Dataset excerpt:
'''

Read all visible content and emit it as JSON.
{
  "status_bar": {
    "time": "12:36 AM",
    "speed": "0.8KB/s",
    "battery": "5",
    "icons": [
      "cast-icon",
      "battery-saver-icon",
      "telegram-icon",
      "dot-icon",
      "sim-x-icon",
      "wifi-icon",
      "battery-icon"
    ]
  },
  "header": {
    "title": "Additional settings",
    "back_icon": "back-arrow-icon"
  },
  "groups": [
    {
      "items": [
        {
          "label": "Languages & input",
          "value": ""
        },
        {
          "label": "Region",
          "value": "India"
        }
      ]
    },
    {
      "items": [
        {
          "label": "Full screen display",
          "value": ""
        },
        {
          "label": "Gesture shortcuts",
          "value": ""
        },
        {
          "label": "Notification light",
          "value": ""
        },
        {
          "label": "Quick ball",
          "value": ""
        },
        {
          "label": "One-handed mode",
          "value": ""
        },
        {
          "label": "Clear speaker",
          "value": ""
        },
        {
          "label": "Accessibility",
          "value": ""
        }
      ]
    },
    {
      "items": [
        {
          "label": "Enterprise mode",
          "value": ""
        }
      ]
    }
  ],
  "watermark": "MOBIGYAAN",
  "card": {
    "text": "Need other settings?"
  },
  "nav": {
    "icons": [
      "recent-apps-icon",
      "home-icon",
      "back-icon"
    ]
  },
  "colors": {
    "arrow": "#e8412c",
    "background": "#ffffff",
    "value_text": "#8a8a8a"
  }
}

'''

§ GOAL OF THE EXERCISE: Look through the entries above for the word "label". Copy every line where it shows up.

§ COMPLETED TASK:
          "label": "Languages & input",
          "label": "Region",
          "label": "Full screen display",
          "label": "Gesture shortcuts",
          "label": "Notification light",
          "label": "Quick ball",
          "label": "One-handed mode",
          "label": "Clear speaker",
          "label": "Accessibility",
          "label": "Enterprise mode",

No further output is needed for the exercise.